> [Exercise task] Copy every line of the data that includes the string "this".

> [Source records]
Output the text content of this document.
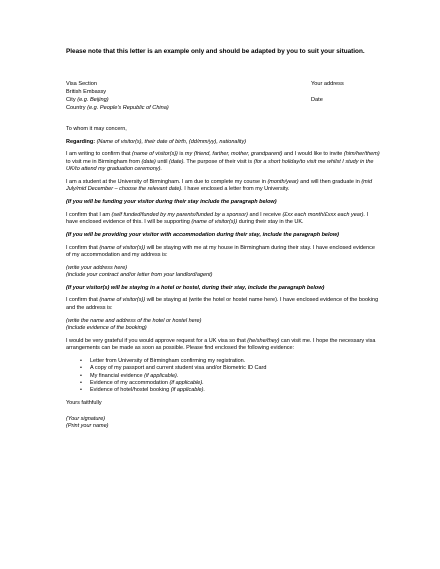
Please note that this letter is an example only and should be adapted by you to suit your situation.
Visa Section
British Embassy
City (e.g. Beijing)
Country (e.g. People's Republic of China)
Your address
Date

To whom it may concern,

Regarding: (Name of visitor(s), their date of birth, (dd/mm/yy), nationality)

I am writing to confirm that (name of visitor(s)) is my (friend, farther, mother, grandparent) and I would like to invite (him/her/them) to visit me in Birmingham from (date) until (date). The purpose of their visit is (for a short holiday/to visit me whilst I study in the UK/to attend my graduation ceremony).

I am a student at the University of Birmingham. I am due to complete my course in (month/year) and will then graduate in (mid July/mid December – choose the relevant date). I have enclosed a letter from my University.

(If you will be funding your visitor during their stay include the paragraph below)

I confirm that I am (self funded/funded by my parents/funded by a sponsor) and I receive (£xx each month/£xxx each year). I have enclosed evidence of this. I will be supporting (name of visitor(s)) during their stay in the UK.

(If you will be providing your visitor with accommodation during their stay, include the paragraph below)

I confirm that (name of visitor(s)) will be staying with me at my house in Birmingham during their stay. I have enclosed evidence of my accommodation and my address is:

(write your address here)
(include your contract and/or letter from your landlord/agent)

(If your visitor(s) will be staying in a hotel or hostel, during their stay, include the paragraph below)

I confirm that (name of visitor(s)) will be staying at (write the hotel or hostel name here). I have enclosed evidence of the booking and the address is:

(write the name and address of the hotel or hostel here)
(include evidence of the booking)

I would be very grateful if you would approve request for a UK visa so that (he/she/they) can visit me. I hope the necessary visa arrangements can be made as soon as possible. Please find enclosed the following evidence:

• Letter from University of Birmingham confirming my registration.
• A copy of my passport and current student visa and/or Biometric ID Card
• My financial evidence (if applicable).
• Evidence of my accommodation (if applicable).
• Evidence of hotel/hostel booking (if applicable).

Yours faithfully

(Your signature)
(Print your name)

> [The completed task]
Output the text content of this document.
Please note that this letter is an example only and should be adapted by you to suit your situation.
I confirm that I am (self funded/funded by my parents/funded by a sponsor) and I receive (£xx each month/£xxx each year). I have enclosed evidence of this. I will be supporting (name of visitor(s)) during their stay in the UK.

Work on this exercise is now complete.